MATERIAL PROVIDED:
☆ ☆ ☆

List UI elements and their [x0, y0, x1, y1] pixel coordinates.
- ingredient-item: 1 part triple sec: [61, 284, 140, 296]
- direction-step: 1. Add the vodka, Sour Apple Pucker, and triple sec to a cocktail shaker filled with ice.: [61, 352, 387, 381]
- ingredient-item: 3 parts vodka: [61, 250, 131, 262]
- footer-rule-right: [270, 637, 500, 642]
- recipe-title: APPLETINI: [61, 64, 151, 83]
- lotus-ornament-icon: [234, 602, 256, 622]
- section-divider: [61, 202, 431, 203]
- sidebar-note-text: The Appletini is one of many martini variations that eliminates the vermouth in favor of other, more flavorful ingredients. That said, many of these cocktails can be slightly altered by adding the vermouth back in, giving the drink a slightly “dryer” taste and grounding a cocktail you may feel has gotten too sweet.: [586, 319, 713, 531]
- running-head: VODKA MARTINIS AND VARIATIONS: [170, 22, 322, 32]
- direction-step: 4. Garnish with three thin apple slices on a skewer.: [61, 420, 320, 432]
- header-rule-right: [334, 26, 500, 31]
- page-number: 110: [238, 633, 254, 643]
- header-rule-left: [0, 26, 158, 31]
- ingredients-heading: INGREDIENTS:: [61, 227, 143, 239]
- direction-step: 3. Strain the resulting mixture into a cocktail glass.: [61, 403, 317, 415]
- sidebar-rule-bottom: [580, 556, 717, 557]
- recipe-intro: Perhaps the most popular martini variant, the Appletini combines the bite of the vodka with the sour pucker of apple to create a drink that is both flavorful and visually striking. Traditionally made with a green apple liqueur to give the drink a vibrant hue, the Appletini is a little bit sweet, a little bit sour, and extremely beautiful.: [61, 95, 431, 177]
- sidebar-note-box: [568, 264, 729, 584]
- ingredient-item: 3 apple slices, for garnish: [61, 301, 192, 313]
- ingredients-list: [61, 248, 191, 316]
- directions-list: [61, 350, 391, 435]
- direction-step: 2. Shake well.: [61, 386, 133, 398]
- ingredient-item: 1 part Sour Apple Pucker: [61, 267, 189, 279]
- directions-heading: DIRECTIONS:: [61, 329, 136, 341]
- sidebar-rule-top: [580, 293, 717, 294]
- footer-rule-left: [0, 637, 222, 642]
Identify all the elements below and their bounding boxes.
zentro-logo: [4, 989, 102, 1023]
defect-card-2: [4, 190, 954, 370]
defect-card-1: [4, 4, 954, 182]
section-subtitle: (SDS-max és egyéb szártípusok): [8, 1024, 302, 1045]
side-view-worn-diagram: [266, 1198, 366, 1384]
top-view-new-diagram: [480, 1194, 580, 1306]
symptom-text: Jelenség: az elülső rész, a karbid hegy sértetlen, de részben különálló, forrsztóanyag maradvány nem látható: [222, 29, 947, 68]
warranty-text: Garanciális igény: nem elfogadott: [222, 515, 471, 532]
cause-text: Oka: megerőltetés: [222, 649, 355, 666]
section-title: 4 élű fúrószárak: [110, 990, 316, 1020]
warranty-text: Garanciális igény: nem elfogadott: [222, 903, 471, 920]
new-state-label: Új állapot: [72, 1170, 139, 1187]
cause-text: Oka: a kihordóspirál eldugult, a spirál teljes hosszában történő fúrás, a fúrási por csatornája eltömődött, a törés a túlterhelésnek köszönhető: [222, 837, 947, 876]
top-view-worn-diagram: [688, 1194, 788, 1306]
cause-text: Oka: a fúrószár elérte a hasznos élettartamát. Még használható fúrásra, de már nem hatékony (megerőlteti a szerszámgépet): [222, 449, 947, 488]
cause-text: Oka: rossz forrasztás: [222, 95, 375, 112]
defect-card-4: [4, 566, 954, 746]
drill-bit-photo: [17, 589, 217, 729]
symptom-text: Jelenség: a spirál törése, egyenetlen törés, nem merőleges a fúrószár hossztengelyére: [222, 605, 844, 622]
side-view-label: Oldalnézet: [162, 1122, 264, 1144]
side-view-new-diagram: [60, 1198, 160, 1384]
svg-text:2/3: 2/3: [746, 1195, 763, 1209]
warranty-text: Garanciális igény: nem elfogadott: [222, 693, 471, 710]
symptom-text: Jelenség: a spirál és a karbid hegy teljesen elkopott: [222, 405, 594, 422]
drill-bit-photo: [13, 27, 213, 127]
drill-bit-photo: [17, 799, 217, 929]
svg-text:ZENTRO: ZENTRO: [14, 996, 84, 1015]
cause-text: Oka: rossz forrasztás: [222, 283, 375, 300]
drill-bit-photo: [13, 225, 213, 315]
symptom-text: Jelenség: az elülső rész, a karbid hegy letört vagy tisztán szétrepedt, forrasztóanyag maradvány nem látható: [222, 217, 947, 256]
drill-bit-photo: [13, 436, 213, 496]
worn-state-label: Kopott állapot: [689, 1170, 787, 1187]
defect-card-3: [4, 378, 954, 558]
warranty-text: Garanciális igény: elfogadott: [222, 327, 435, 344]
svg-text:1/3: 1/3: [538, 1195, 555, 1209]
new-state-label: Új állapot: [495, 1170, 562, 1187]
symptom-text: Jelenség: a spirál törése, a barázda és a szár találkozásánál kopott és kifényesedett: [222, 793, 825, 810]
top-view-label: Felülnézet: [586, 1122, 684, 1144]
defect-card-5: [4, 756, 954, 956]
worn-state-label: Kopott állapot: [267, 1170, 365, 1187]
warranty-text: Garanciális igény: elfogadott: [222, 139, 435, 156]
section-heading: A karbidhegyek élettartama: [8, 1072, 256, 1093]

☆ ☆ ☆

DIRECTION:
Copy out all of the lines above word for word, changing nothing.

FULL SOLUTION:
List UI elements and their [x0, y0, x1, y1] pixel coordinates.
- ingredient-item: 1 part triple sec: [61, 284, 140, 296]
- direction-step: 1. Add the vodka, Sour Apple Pucker, and triple sec to a cocktail shaker filled with ice.: [61, 352, 387, 381]
- ingredient-item: 3 parts vodka: [61, 250, 131, 262]
- footer-rule-right: [270, 637, 500, 642]
- recipe-title: APPLETINI: [61, 64, 151, 83]
- lotus-ornament-icon: [234, 602, 256, 622]
- section-divider: [61, 202, 431, 203]
- sidebar-note-text: The Appletini is one of many martini variations that eliminates the vermouth in favor of other, more flavorful ingredients. That said, many of these cocktails can be slightly altered by adding the vermouth back in, giving the drink a slightly “dryer” taste and grounding a cocktail you may feel has gotten too sweet.: [586, 319, 713, 531]
- running-head: VODKA MARTINIS AND VARIATIONS: [170, 22, 322, 32]
- direction-step: 4. Garnish with three thin apple slices on a skewer.: [61, 420, 320, 432]
- header-rule-right: [334, 26, 500, 31]
- page-number: 110: [238, 633, 254, 643]
- header-rule-left: [0, 26, 158, 31]
- ingredients-heading: INGREDIENTS:: [61, 227, 143, 239]
- direction-step: 3. Strain the resulting mixture into a cocktail glass.: [61, 403, 317, 415]
- sidebar-rule-bottom: [580, 556, 717, 557]
- recipe-intro: Perhaps the most popular martini variant, the Appletini combines the bite of the vodka with the sour pucker of apple to create a drink that is both flavorful and visually striking. Traditionally made with a green apple liqueur to give the drink a vibrant hue, the Appletini is a little bit sweet, a little bit sour, and extremely beautiful.: [61, 95, 431, 177]
- sidebar-note-box: [568, 264, 729, 584]
- ingredient-item: 3 apple slices, for garnish: [61, 301, 192, 313]
- ingredients-list: [61, 248, 191, 316]
- directions-list: [61, 350, 391, 435]
- direction-step: 2. Shake well.: [61, 386, 133, 398]
- ingredient-item: 1 part Sour Apple Pucker: [61, 267, 189, 279]
- directions-heading: DIRECTIONS:: [61, 329, 136, 341]
- sidebar-rule-top: [580, 293, 717, 294]
- footer-rule-left: [0, 637, 222, 642]
Identify all the elements below and their bounding boxes.
zentro-logo: [4, 989, 102, 1023]
defect-card-2: [4, 190, 954, 370]
defect-card-1: [4, 4, 954, 182]
section-subtitle: (SDS-max és egyéb szártípusok): [8, 1024, 302, 1045]
side-view-worn-diagram: [266, 1198, 366, 1384]
top-view-new-diagram: [480, 1194, 580, 1306]
symptom-text: Jelenség: az elülső rész, a karbid hegy sértetlen, de részben különálló, forrsztóanyag maradvány nem látható: [222, 29, 947, 68]
warranty-text: Garanciális igény: nem elfogadott: [222, 515, 471, 532]
cause-text: Oka: megerőltetés: [222, 649, 355, 666]
section-title: 4 élű fúrószárak: [110, 990, 316, 1020]
warranty-text: Garanciális igény: nem elfogadott: [222, 903, 471, 920]
new-state-label: Új állapot: [72, 1170, 139, 1187]
cause-text: Oka: a kihordóspirál eldugult, a spirál teljes hosszában történő fúrás, a fúrási por csatornája eltömődött, a törés a túlterhelésnek köszönhető: [222, 837, 947, 876]
top-view-worn-diagram: [688, 1194, 788, 1306]
cause-text: Oka: a fúrószár elérte a hasznos élettartamát. Még használható fúrásra, de már nem hatékony (megerőlteti a szerszámgépet): [222, 449, 947, 488]
cause-text: Oka: rossz forrasztás: [222, 95, 375, 112]
defect-card-4: [4, 566, 954, 746]
drill-bit-photo: [17, 589, 217, 729]
symptom-text: Jelenség: a spirál törése, egyenetlen törés, nem merőleges a fúrószár hossztengelyére: [222, 605, 844, 622]
side-view-label: Oldalnézet: [162, 1122, 264, 1144]
side-view-new-diagram: [60, 1198, 160, 1384]
svg-text:2/3: 2/3: [746, 1195, 763, 1209]
warranty-text: Garanciális igény: nem elfogadott: [222, 693, 471, 710]
symptom-text: Jelenség: a spirál és a karbid hegy teljesen elkopott: [222, 405, 594, 422]
drill-bit-photo: [13, 27, 213, 127]
drill-bit-photo: [17, 799, 217, 929]
svg-text:ZENTRO: ZENTRO: [14, 996, 84, 1015]
cause-text: Oka: rossz forrasztás: [222, 283, 375, 300]
drill-bit-photo: [13, 225, 213, 315]
symptom-text: Jelenség: az elülső rész, a karbid hegy letört vagy tisztán szétrepedt, forrasztóanyag maradvány nem látható: [222, 217, 947, 256]
drill-bit-photo: [13, 436, 213, 496]
worn-state-label: Kopott állapot: [689, 1170, 787, 1187]
defect-card-3: [4, 378, 954, 558]
warranty-text: Garanciális igény: elfogadott: [222, 327, 435, 344]
svg-text:1/3: 1/3: [538, 1195, 555, 1209]
new-state-label: Új állapot: [495, 1170, 562, 1187]
symptom-text: Jelenség: a spirál törése, a barázda és a szár találkozásánál kopott és kifényesedett: [222, 793, 825, 810]
top-view-label: Felülnézet: [586, 1122, 684, 1144]
defect-card-5: [4, 756, 954, 956]
worn-state-label: Kopott állapot: [267, 1170, 365, 1187]
warranty-text: Garanciális igény: elfogadott: [222, 139, 435, 156]
section-heading: A karbidhegyek élettartama: [8, 1072, 256, 1093]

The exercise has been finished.